WHAT YOU SHOULD DO:
Without including any pictures, copy each entry below exactly.

[Extracted data entries]

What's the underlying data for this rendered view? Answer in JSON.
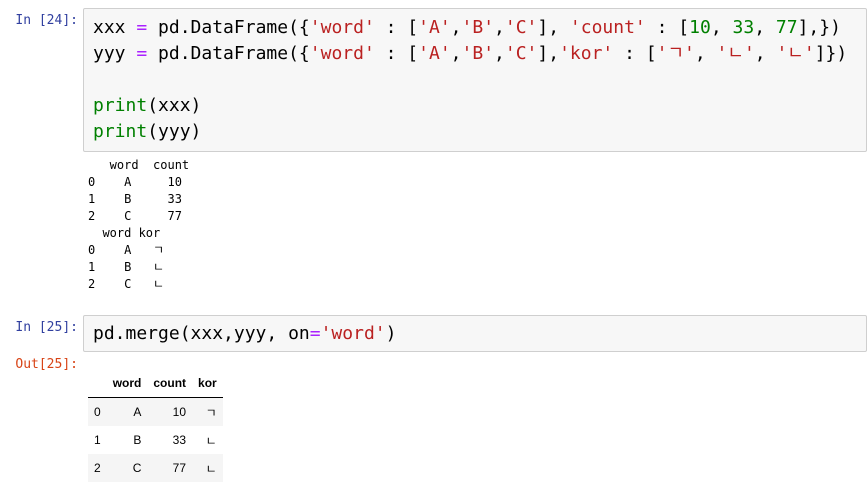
{
  "cells": [
    {
      "prompt": "In [24]:",
      "code_lines": [
        [
          [
            "xxx ",
            ""
          ],
          [
            "=",
            "op"
          ],
          [
            " pd.DataFrame({",
            ""
          ],
          [
            "'word'",
            "st"
          ],
          [
            " : [",
            ""
          ],
          [
            "'A'",
            "st"
          ],
          [
            ",",
            ""
          ],
          [
            "'B'",
            "st"
          ],
          [
            ",",
            ""
          ],
          [
            "'C'",
            "st"
          ],
          [
            "], ",
            ""
          ],
          [
            "'count'",
            "st"
          ],
          [
            " : [",
            ""
          ],
          [
            "10",
            "nm"
          ],
          [
            ", ",
            ""
          ],
          [
            "33",
            "nm"
          ],
          [
            ", ",
            ""
          ],
          [
            "77",
            "nm"
          ],
          [
            "],})",
            ""
          ]
        ],
        [
          [
            "yyy ",
            ""
          ],
          [
            "=",
            "op"
          ],
          [
            " pd.DataFrame({",
            ""
          ],
          [
            "'word'",
            "st"
          ],
          [
            " : [",
            ""
          ],
          [
            "'A'",
            "st"
          ],
          [
            ",",
            ""
          ],
          [
            "'B'",
            "st"
          ],
          [
            ",",
            ""
          ],
          [
            "'C'",
            "st"
          ],
          [
            "],",
            ""
          ],
          [
            "'kor'",
            "st"
          ],
          [
            " : [",
            ""
          ],
          [
            "'ㄱ'",
            "st"
          ],
          [
            ", ",
            ""
          ],
          [
            "'ㄴ'",
            "st"
          ],
          [
            ", ",
            ""
          ],
          [
            "'ㄴ'",
            "st"
          ],
          [
            "]})",
            ""
          ]
        ],
        [],
        [
          [
            "print",
            "kw"
          ],
          [
            "(xxx)",
            ""
          ]
        ],
        [
          [
            "print",
            "kw"
          ],
          [
            "(yyy)",
            ""
          ]
        ]
      ],
      "stdout": "   word  count\n0    A     10\n1    B     33\n2    C     77\n  word kor\n0    A   ㄱ\n1    B   ㄴ\n2    C   ㄴ"
    },
    {
      "prompt": "In [25]:",
      "code_lines": [
        [
          [
            "pd.merge(xxx,yyy, on",
            ""
          ],
          [
            "=",
            "op"
          ],
          [
            "'word'",
            "st"
          ],
          [
            ")",
            ""
          ]
        ]
      ],
      "out_prompt": "Out[25]:",
      "table": {
        "columns": [
          "",
          "word",
          "count",
          "kor"
        ],
        "rows": [
          [
            "0",
            "A",
            "10",
            "ㄱ"
          ],
          [
            "1",
            "B",
            "33",
            "ㄴ"
          ],
          [
            "2",
            "C",
            "77",
            "ㄴ"
          ]
        ]
      }
    }
  ]
}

EXERCISE RESPONSE:
What's the underlying data for this rendered view? Answer in JSON.
{
  "cells": [
    {
      "prompt": "In [24]:",
      "code_lines": [
        [
          [
            "xxx ",
            ""
          ],
          [
            "=",
            "op"
          ],
          [
            " pd.DataFrame({",
            ""
          ],
          [
            "'word'",
            "st"
          ],
          [
            " : [",
            ""
          ],
          [
            "'A'",
            "st"
          ],
          [
            ",",
            ""
          ],
          [
            "'B'",
            "st"
          ],
          [
            ",",
            ""
          ],
          [
            "'C'",
            "st"
          ],
          [
            "], ",
            ""
          ],
          [
            "'count'",
            "st"
          ],
          [
            " : [",
            ""
          ],
          [
            "10",
            "nm"
          ],
          [
            ", ",
            ""
          ],
          [
            "33",
            "nm"
          ],
          [
            ", ",
            ""
          ],
          [
            "77",
            "nm"
          ],
          [
            "],})",
            ""
          ]
        ],
        [
          [
            "yyy ",
            ""
          ],
          [
            "=",
            "op"
          ],
          [
            " pd.DataFrame({",
            ""
          ],
          [
            "'word'",
            "st"
          ],
          [
            " : [",
            ""
          ],
          [
            "'A'",
            "st"
          ],
          [
            ",",
            ""
          ],
          [
            "'B'",
            "st"
          ],
          [
            ",",
            ""
          ],
          [
            "'C'",
            "st"
          ],
          [
            "],",
            ""
          ],
          [
            "'kor'",
            "st"
          ],
          [
            " : [",
            ""
          ],
          [
            "'ㄱ'",
            "st"
          ],
          [
            ", ",
            ""
          ],
          [
            "'ㄴ'",
            "st"
          ],
          [
            ", ",
            ""
          ],
          [
            "'ㄴ'",
            "st"
          ],
          [
            "]})",
            ""
          ]
        ],
        [],
        [
          [
            "print",
            "kw"
          ],
          [
            "(xxx)",
            ""
          ]
        ],
        [
          [
            "print",
            "kw"
          ],
          [
            "(yyy)",
            ""
          ]
        ]
      ],
      "stdout": "   word  count\n0    A     10\n1    B     33\n2    C     77\n  word kor\n0    A   ㄱ\n1    B   ㄴ\n2    C   ㄴ"
    },
    {
      "prompt": "In [25]:",
      "code_lines": [
        [
          [
            "pd.merge(xxx,yyy, on",
            ""
          ],
          [
            "=",
            "op"
          ],
          [
            "'word'",
            "st"
          ],
          [
            ")",
            ""
          ]
        ]
      ],
      "out_prompt": "Out[25]:",
      "table": {
        "columns": [
          "",
          "word",
          "count",
          "kor"
        ],
        "rows": [
          [
            "0",
            "A",
            "10",
            "ㄱ"
          ],
          [
            "1",
            "B",
            "33",
            "ㄴ"
          ],
          [
            "2",
            "C",
            "77",
            "ㄴ"
          ]
        ]
      }
    }
  ]
}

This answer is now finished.